* [Work instructions] Check each line of the material below for "JSON", then copy the ones that contain it.

(Dataset rows)

==========

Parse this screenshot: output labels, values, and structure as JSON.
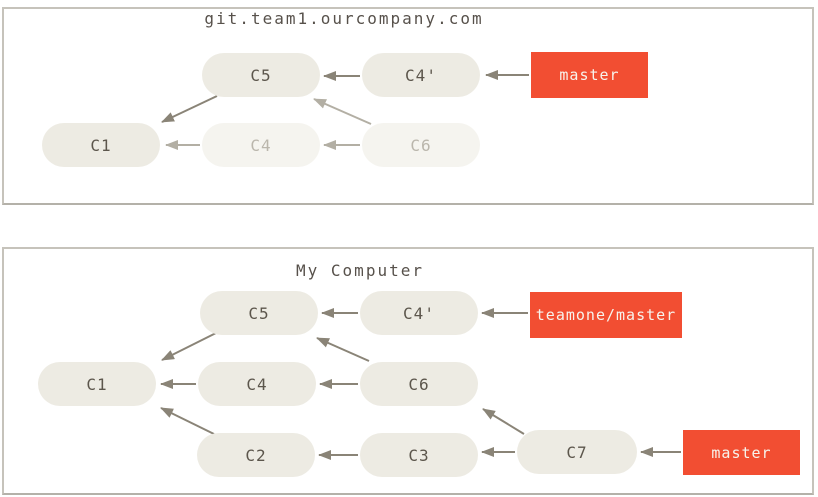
{
  "colors": {
    "node_fill": "#edebe3",
    "node_fill_faded": "#f5f4ef",
    "node_text": "#5c564c",
    "node_text_faded": "#bab6ac",
    "arrow": "#8a8477",
    "arrow_faded": "#b3afa4",
    "ref_fill": "#f24e32",
    "ref_text": "#f7f3ec",
    "panel_border": "#c6c3bb",
    "title_text": "#57514b",
    "background": "#ffffff"
  },
  "panels": [
    {
      "title": "git.team1.ourcompany.com",
      "nodes": {
        "c5": {
          "label": "C5",
          "faded": false
        },
        "c4p": {
          "label": "C4'",
          "faded": false
        },
        "c1": {
          "label": "C1",
          "faded": false
        },
        "c4": {
          "label": "C4",
          "faded": true
        },
        "c6": {
          "label": "C6",
          "faded": true
        }
      },
      "refs": {
        "master": {
          "label": "master"
        }
      },
      "edges": [
        {
          "from": "C5",
          "to": "C1",
          "faded": false
        },
        {
          "from": "C4'",
          "to": "C5",
          "faded": false
        },
        {
          "from": "master",
          "to": "C4'",
          "faded": false
        },
        {
          "from": "C4",
          "to": "C1",
          "faded": true
        },
        {
          "from": "C6",
          "to": "C4",
          "faded": true
        },
        {
          "from": "C6",
          "to": "C5",
          "faded": true
        }
      ]
    },
    {
      "title": "My Computer",
      "nodes": {
        "c5": {
          "label": "C5",
          "faded": false
        },
        "c4p": {
          "label": "C4'",
          "faded": false
        },
        "c1": {
          "label": "C1",
          "faded": false
        },
        "c4": {
          "label": "C4",
          "faded": false
        },
        "c6": {
          "label": "C6",
          "faded": false
        },
        "c2": {
          "label": "C2",
          "faded": false
        },
        "c3": {
          "label": "C3",
          "faded": false
        },
        "c7": {
          "label": "C7",
          "faded": false
        }
      },
      "refs": {
        "teamone_master": {
          "label": "teamone/master"
        },
        "master": {
          "label": "master"
        }
      },
      "edges": [
        {
          "from": "C5",
          "to": "C1",
          "faded": false
        },
        {
          "from": "C4",
          "to": "C1",
          "faded": false
        },
        {
          "from": "C2",
          "to": "C1",
          "faded": false
        },
        {
          "from": "C4'",
          "to": "C5",
          "faded": false
        },
        {
          "from": "C6",
          "to": "C5",
          "faded": false
        },
        {
          "from": "C6",
          "to": "C4",
          "faded": false
        },
        {
          "from": "C3",
          "to": "C2",
          "faded": false
        },
        {
          "from": "C7",
          "to": "C3",
          "faded": false
        },
        {
          "from": "C7",
          "to": "C6",
          "faded": false
        },
        {
          "from": "teamone/master",
          "to": "C4'",
          "faded": false
        },
        {
          "from": "master",
          "to": "C7",
          "faded": false
        }
      ]
    }
  ]
}
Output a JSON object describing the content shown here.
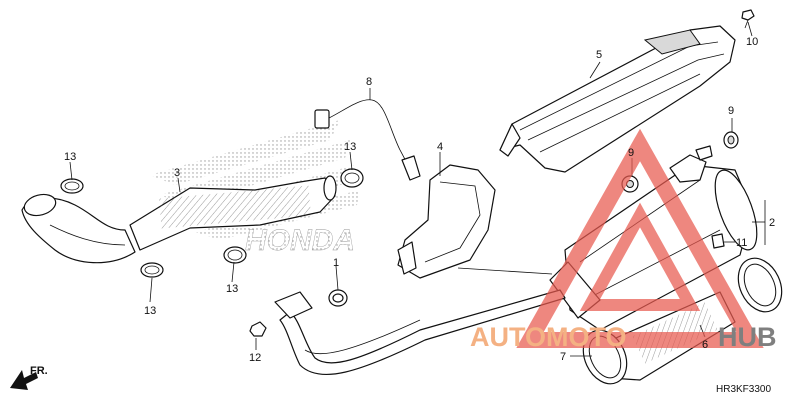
{
  "diagram": {
    "code": "HR3KF3300",
    "front_marker": "FR.",
    "watermark_brand": "HONDA",
    "watermark": {
      "text_left": "AUTOMOTO",
      "text_right": "HUB",
      "color_left": "#f4b183",
      "color_right": "#7f7f7f",
      "triangle_color": "#e8594f"
    },
    "callouts": {
      "c1": "1",
      "c2": "2",
      "c3": "3",
      "c4": "4",
      "c5": "5",
      "c6": "6",
      "c7": "7",
      "c8": "8",
      "c9a": "9",
      "c9b": "9",
      "c10": "10",
      "c11": "11",
      "c12": "12",
      "c13a": "13",
      "c13b": "13",
      "c13c": "13",
      "c13d": "13"
    }
  }
}
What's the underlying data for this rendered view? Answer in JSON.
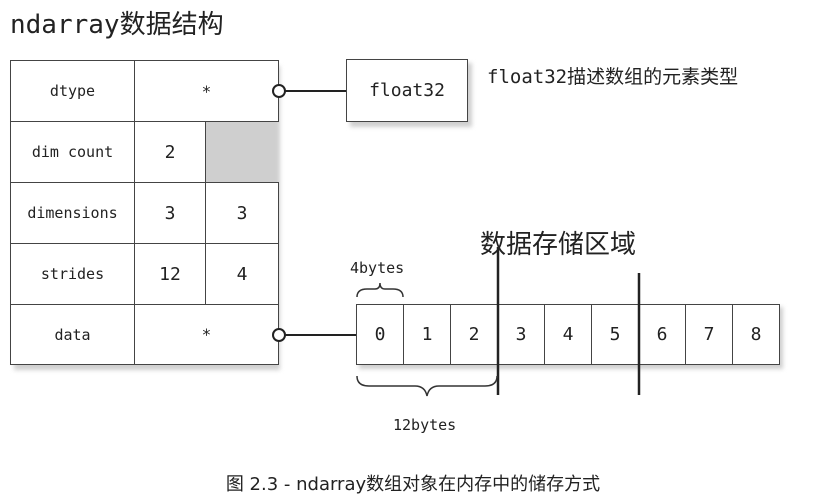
{
  "title": "ndarray数据结构",
  "struct_table": {
    "dtype_label": "dtype",
    "dtype_value": "*",
    "dimcount_label": "dim count",
    "dimcount_value": "2",
    "dimensions_label": "dimensions",
    "dimensions_values": [
      "3",
      "3"
    ],
    "strides_label": "strides",
    "strides_values": [
      "12",
      "4"
    ],
    "data_label": "data",
    "data_value": "*"
  },
  "dtype_box": {
    "value": "float32",
    "description": "float32描述数组的元素类型"
  },
  "storage": {
    "title": "数据存储区域",
    "cells": [
      "0",
      "1",
      "2",
      "3",
      "4",
      "5",
      "6",
      "7",
      "8"
    ],
    "brace_small_label": "4bytes",
    "brace_large_label": "12bytes"
  },
  "caption": "图 2.3 - ndarray数组对象在内存中的储存方式"
}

==========

* [Solution for this task]
Parse this screenshot: output labels, values, and structure as JSON.
Output a JSON object describing the content shown here.
What's the underlying data for this rendered view? Answer in JSON.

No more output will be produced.